Extract each line of the material below that contains the string "toolbar", treating uppercase and lowercase letters as distinct.

- **Material**
▽

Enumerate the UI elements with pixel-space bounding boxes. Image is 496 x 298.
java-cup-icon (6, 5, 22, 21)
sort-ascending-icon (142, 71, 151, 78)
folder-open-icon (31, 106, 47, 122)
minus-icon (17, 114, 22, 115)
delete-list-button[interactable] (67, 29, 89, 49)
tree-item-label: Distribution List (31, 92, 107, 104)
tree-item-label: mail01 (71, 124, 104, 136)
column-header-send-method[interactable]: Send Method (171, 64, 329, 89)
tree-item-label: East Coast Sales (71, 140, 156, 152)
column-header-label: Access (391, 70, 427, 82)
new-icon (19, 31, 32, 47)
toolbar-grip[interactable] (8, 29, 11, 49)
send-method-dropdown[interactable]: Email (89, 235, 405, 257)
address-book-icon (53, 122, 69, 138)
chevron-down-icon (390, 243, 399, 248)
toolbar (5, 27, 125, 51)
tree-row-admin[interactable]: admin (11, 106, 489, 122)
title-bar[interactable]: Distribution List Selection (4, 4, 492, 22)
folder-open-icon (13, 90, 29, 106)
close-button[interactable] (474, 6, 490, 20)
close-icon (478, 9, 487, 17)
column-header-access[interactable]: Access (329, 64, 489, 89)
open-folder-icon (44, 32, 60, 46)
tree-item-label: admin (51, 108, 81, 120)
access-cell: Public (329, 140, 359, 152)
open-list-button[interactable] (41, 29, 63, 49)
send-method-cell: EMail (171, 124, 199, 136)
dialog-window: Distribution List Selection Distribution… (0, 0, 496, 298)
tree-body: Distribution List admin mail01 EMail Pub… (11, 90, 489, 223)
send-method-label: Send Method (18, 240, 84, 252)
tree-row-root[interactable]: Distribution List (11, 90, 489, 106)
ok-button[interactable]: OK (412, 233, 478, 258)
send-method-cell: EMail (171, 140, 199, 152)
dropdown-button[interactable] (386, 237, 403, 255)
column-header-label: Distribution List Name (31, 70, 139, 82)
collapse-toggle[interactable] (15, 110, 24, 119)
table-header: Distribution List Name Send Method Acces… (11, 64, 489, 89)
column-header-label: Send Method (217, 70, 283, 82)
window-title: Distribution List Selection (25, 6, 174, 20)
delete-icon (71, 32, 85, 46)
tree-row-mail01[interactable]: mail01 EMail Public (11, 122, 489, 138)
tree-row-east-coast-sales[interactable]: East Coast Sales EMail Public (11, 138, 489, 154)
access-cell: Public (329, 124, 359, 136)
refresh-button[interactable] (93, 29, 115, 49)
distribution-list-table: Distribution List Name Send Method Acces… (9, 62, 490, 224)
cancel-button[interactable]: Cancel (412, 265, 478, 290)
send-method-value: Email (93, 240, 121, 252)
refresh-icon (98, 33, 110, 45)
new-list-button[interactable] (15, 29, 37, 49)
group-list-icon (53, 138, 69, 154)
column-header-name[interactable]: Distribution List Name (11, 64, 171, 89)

△

- **Solution to this task**
toolbar-grip[interactable] (8, 29, 11, 49)
toolbar (5, 27, 125, 51)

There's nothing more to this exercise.